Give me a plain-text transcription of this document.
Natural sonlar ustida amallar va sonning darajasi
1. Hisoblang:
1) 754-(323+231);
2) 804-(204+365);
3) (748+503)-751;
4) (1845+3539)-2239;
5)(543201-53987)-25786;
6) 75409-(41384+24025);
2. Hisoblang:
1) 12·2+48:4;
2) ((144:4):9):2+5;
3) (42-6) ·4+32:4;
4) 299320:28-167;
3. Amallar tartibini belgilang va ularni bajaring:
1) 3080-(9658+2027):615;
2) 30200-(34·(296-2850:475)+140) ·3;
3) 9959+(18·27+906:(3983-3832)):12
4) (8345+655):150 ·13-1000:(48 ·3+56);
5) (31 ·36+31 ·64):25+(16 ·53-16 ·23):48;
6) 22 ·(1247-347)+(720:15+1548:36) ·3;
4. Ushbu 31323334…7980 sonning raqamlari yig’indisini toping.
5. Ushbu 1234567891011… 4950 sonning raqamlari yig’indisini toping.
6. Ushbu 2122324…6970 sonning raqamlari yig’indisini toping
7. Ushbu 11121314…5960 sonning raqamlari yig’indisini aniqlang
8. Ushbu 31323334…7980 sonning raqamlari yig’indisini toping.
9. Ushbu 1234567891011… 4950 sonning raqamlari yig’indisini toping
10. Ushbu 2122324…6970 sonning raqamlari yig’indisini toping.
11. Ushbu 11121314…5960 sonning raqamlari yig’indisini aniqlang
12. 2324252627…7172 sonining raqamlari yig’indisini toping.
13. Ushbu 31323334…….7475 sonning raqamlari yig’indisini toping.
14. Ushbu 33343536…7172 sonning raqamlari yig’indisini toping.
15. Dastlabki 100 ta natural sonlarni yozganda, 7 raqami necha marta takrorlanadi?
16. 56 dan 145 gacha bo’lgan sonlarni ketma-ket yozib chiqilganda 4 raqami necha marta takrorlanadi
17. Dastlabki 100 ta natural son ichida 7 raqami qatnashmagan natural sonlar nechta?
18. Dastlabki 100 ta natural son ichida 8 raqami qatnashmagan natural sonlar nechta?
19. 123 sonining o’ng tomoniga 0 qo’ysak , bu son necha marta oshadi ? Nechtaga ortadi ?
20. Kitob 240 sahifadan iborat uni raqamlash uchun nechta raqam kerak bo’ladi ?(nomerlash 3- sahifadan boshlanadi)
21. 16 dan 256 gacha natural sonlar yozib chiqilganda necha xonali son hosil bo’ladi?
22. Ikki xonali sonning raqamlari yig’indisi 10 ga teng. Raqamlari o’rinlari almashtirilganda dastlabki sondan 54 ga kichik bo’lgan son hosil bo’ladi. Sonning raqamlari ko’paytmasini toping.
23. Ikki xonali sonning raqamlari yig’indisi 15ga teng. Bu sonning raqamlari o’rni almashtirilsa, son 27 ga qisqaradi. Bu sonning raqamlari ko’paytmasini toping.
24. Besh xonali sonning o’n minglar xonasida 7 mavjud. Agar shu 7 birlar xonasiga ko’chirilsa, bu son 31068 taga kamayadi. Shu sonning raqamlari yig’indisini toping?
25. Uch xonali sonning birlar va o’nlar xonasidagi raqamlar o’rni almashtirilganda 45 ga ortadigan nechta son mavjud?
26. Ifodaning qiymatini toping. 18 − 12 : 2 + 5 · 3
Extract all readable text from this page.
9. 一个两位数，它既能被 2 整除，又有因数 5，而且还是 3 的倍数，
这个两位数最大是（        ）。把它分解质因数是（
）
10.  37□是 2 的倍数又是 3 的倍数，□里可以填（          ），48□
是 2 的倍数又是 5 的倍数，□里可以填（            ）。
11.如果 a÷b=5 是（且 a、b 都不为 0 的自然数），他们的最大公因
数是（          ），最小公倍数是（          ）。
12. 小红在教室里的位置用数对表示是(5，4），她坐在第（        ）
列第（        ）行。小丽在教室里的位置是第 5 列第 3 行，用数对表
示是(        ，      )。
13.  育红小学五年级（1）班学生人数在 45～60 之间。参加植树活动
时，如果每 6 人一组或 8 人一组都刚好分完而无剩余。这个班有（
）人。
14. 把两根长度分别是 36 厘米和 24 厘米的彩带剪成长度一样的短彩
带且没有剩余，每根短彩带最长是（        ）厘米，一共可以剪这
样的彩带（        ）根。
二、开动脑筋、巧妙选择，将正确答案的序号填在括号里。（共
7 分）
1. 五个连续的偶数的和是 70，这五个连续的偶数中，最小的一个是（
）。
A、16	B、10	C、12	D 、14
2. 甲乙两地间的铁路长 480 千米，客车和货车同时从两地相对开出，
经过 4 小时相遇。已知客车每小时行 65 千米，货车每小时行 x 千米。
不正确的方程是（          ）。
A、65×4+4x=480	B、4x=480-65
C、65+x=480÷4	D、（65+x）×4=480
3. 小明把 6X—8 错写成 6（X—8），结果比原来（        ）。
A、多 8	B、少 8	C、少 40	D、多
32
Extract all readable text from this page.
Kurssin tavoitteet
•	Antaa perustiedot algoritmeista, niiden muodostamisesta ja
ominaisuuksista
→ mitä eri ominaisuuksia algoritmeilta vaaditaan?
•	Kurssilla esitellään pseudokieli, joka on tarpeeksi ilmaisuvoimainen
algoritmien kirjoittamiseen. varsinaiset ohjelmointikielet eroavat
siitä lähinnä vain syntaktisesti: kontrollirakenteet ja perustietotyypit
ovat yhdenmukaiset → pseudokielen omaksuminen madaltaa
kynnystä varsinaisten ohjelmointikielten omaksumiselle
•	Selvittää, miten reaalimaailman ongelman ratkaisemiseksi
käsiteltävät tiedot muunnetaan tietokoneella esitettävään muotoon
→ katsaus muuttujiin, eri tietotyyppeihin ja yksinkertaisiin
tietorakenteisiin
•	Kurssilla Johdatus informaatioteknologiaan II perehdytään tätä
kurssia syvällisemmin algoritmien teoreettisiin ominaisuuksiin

#####

◆ WRITTEN EXERCISE
Reproduce each record exactly, leaving nothing out.

◆ RESPONSE TO THE TASK
Give me a plain-text transcription of this document.
Natural sonlar ustida amallar va sonning darajasi
1. Hisoblang:
1) 754-(323+231);
2) 804-(204+365);
3) (748+503)-751;
4) (1845+3539)-2239;
5)(543201-53987)-25786;
6) 75409-(41384+24025);
2. Hisoblang:
1) 12·2+48:4;
2) ((144:4):9):2+5;
3) (42-6) ·4+32:4;
4) 299320:28-167;
3. Amallar tartibini belgilang va ularni bajaring:
1) 3080-(9658+2027):615;
2) 30200-(34·(296-2850:475)+140) ·3;
3) 9959+(18·27+906:(3983-3832)):12
4) (8345+655):150 ·13-1000:(48 ·3+56);
5) (31 ·36+31 ·64):25+(16 ·53-16 ·23):48;
6) 22 ·(1247-347)+(720:15+1548:36) ·3;
4. Ushbu 31323334…7980 sonning raqamlari yig’indisini toping.
5. Ushbu 1234567891011… 4950 sonning raqamlari yig’indisini toping.
6. Ushbu 2122324…6970 sonning raqamlari yig’indisini toping
7. Ushbu 11121314…5960 sonning raqamlari yig’indisini aniqlang
8. Ushbu 31323334…7980 sonning raqamlari yig’indisini toping.
9. Ushbu 1234567891011… 4950 sonning raqamlari yig’indisini toping
10. Ushbu 2122324…6970 sonning raqamlari yig’indisini toping.
11. Ushbu 11121314…5960 sonning raqamlari yig’indisini aniqlang
12. 2324252627…7172 sonining raqamlari yig’indisini toping.
13. Ushbu 31323334…….7475 sonning raqamlari yig’indisini toping.
14. Ushbu 33343536…7172 sonning raqamlari yig’indisini toping.
15. Dastlabki 100 ta natural sonlarni yozganda, 7 raqami necha marta takrorlanadi?
16. 56 dan 145 gacha bo’lgan sonlarni ketma-ket yozib chiqilganda 4 raqami necha marta takrorlanadi
17. Dastlabki 100 ta natural son ichida 7 raqami qatnashmagan natural sonlar nechta?
18. Dastlabki 100 ta natural son ichida 8 raqami qatnashmagan natural sonlar nechta?
19. 123 sonining o’ng tomoniga 0 qo’ysak , bu son necha marta oshadi ? Nechtaga ortadi ?
20. Kitob 240 sahifadan iborat uni raqamlash uchun nechta raqam kerak bo’ladi ?(nomerlash 3- sahifadan boshlanadi)
21. 16 dan 256 gacha natural sonlar yozib chiqilganda necha xonali son hosil bo’ladi?
22. Ikki xonali sonning raqamlari yig’indisi 10 ga teng. Raqamlari o’rinlari almashtirilganda dastlabki sondan 54 ga kichik bo’lgan son hosil bo’ladi. Sonning raqamlari ko’paytmasini toping.
23. Ikki xonali sonning raqamlari yig’indisi 15ga teng. Bu sonning raqamlari o’rni almashtirilsa, son 27 ga qisqaradi. Bu sonning raqamlari ko’paytmasini toping.
24. Besh xonali sonning o’n minglar xonasida 7 mavjud. Agar shu 7 birlar xonasiga ko’chirilsa, bu son 31068 taga kamayadi. Shu sonning raqamlari yig’indisini toping?
25. Uch xonali sonning birlar va o’nlar xonasidagi raqamlar o’rni almashtirilganda 45 ga ortadigan nechta son mavjud?
26. Ifodaning qiymatini toping. 18 − 12 : 2 + 5 · 3
Extract all readable text from this page.
9. 一个两位数，它既能被 2 整除，又有因数 5，而且还是 3 的倍数，
这个两位数最大是（        ）。把它分解质因数是（
）
10.  37□是 2 的倍数又是 3 的倍数，□里可以填（          ），48□
是 2 的倍数又是 5 的倍数，□里可以填（            ）。
11.如果 a÷b=5 是（且 a、b 都不为 0 的自然数），他们的最大公因
数是（          ），最小公倍数是（          ）。
12. 小红在教室里的位置用数对表示是(5，4），她坐在第（        ）
列第（        ）行。小丽在教室里的位置是第 5 列第 3 行，用数对表
示是(        ，      )。
13.  育红小学五年级（1）班学生人数在 45～60 之间。参加植树活动
时，如果每 6 人一组或 8 人一组都刚好分完而无剩余。这个班有（
）人。
14. 把两根长度分别是 36 厘米和 24 厘米的彩带剪成长度一样的短彩
带且没有剩余，每根短彩带最长是（        ）厘米，一共可以剪这
样的彩带（        ）根。
二、开动脑筋、巧妙选择，将正确答案的序号填在括号里。（共
7 分）
1. 五个连续的偶数的和是 70，这五个连续的偶数中，最小的一个是（
）。
A、16	B、10	C、12	D 、14
2. 甲乙两地间的铁路长 480 千米，客车和货车同时从两地相对开出，
经过 4 小时相遇。已知客车每小时行 65 千米，货车每小时行 x 千米。
不正确的方程是（          ）。
A、65×4+4x=480	B、4x=480-65
C、65+x=480÷4	D、（65+x）×4=480
3. 小明把 6X—8 错写成 6（X—8），结果比原来（        ）。
A、多 8	B、少 8	C、少 40	D、多
32
Extract all readable text from this page.
Kurssin tavoitteet
•	Antaa perustiedot algoritmeista, niiden muodostamisesta ja
ominaisuuksista
→ mitä eri ominaisuuksia algoritmeilta vaaditaan?
•	Kurssilla esitellään pseudokieli, joka on tarpeeksi ilmaisuvoimainen
algoritmien kirjoittamiseen. varsinaiset ohjelmointikielet eroavat
siitä lähinnä vain syntaktisesti: kontrollirakenteet ja perustietotyypit
ovat yhdenmukaiset → pseudokielen omaksuminen madaltaa
kynnystä varsinaisten ohjelmointikielten omaksumiselle
•	Selvittää, miten reaalimaailman ongelman ratkaisemiseksi
käsiteltävät tiedot muunnetaan tietokoneella esitettävään muotoon
→ katsaus muuttujiin, eri tietotyyppeihin ja yksinkertaisiin
tietorakenteisiin
•	Kurssilla Johdatus informaatioteknologiaan II perehdytään tätä
kurssia syvällisemmin algoritmien teoreettisiin ominaisuuksiin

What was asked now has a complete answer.